We are having a child. And the child's name will of course reflect its status as a member of the English royal family. We have decided she shall be christened "Eleanor I, by the Grace of God, Queen of England and France, Defender of the Faith, Lady of Ireland and the Church of England in Earth Supreme Head, Dykhuizen." Amongst playmates she may affectionately be referred to as "E.I.G.G.Q.E.F.D.F.L.I.C.E.E.S.H." She may not be referred to with the vulgar appellation "Ellie." Such calumny shall be considered an affront against God's representative upon Earth, and justice shall swiftly be brought upon the guilty party.

The nature of said punishment will depend upon the progress of my newly engaged effort to restore Eleanor to the throne as the rightful heir to Henry III. As you all are of course aware, I am the great-great-great-great-great-great-great-great-great-great-great-great-great-great-great-great-great-great-great-great-great-great-great-grandson of King Henry III. I am one of only ten million or so people to be able to make such a claim.

*DATA SUPPLIED*
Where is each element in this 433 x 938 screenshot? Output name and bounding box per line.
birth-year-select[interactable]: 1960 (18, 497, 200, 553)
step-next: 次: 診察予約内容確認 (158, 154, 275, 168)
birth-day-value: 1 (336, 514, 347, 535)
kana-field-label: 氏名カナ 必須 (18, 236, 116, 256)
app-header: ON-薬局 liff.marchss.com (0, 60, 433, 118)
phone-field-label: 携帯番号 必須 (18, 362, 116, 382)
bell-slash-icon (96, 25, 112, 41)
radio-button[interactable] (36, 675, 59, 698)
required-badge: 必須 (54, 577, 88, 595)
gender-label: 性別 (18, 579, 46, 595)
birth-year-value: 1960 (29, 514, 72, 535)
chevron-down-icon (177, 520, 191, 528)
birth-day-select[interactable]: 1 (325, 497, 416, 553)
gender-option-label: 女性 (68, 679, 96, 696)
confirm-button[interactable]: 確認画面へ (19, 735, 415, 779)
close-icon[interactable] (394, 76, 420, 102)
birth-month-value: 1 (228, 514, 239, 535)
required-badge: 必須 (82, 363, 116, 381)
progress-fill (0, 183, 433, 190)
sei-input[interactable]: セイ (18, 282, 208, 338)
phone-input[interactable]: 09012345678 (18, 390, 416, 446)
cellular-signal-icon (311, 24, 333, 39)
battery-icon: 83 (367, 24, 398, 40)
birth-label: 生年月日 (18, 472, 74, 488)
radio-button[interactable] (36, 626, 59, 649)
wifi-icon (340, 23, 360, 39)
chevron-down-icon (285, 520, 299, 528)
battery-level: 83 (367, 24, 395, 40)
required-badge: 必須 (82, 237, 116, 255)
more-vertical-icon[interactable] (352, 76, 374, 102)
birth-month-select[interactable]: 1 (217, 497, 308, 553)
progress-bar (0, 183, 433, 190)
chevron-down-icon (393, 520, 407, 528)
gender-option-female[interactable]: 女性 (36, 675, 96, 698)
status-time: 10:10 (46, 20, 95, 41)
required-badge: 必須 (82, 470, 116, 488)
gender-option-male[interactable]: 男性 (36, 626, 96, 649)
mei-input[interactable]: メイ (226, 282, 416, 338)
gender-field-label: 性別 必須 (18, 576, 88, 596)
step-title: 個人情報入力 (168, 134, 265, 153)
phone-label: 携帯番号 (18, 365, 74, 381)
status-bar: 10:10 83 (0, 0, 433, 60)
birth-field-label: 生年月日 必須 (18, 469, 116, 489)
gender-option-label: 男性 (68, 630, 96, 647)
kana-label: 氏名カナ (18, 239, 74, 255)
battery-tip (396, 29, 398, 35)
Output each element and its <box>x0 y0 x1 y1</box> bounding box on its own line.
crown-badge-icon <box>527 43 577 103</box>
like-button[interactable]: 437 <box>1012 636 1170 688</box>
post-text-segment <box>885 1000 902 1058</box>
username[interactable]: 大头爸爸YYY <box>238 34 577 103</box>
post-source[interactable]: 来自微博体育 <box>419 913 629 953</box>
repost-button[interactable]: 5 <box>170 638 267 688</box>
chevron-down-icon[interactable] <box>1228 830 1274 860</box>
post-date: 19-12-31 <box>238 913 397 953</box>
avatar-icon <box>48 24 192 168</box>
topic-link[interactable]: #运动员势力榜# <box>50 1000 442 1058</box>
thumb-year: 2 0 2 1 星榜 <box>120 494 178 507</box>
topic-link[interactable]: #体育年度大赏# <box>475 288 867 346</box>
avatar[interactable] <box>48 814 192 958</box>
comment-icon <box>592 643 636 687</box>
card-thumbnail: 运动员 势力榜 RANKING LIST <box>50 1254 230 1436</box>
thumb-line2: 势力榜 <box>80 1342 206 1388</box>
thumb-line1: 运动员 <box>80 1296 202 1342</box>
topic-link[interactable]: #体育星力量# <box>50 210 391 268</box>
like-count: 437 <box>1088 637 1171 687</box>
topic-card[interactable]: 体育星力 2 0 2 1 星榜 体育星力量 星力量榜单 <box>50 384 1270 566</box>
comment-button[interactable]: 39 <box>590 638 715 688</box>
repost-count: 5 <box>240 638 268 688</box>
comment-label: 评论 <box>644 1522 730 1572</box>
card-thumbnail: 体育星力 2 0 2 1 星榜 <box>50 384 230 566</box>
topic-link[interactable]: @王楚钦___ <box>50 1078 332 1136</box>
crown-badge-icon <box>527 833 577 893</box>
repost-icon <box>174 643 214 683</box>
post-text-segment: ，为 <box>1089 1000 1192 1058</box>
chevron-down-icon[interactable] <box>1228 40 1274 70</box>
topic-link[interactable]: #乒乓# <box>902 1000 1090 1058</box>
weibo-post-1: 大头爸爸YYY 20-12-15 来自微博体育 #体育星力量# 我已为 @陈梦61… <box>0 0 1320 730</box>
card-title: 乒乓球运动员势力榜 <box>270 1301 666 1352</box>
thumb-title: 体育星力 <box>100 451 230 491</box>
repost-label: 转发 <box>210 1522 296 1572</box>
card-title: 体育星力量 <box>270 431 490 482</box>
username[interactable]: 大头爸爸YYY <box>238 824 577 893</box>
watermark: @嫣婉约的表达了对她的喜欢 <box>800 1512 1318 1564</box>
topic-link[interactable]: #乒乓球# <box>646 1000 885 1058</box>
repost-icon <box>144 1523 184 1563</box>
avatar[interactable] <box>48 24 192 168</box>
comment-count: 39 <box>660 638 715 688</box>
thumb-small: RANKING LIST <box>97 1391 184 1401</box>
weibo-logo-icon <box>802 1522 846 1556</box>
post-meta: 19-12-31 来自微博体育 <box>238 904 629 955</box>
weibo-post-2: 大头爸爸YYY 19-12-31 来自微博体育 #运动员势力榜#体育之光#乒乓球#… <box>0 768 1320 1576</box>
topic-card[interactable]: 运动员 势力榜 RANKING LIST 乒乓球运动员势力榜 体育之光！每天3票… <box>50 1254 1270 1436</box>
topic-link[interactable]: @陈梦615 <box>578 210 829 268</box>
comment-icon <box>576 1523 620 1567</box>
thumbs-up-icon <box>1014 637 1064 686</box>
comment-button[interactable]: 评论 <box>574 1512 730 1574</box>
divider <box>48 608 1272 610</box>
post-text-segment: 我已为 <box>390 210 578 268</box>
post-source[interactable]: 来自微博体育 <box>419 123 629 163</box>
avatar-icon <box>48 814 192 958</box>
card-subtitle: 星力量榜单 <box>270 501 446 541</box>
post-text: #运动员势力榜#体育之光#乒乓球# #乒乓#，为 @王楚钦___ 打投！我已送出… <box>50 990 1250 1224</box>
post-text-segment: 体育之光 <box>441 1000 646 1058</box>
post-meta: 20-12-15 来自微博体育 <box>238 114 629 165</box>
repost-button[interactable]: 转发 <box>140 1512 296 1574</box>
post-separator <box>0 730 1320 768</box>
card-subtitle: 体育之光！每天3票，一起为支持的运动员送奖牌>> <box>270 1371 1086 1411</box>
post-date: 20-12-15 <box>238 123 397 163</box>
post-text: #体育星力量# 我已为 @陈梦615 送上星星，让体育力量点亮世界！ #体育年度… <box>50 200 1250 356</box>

*WHAT THE TASK REQUIRES*
Reproduce the portion of the royal baby-name passage starting at "The nature of" and ending at "such a claim.".

*RESULT OF THE TASK*
The nature of said punishment will depend upon the progress of my newly engaged effort to restore Eleanor to the throne as the rightful heir to Henry III. As you all are of course aware, I am the great-great-great-great-great-great-great-great-great-great-great-great-great-great-great-great-great-great-great-great-great-great-great-grandson of King Henry III. I am one of only ten million or so people to be able to make such a claim.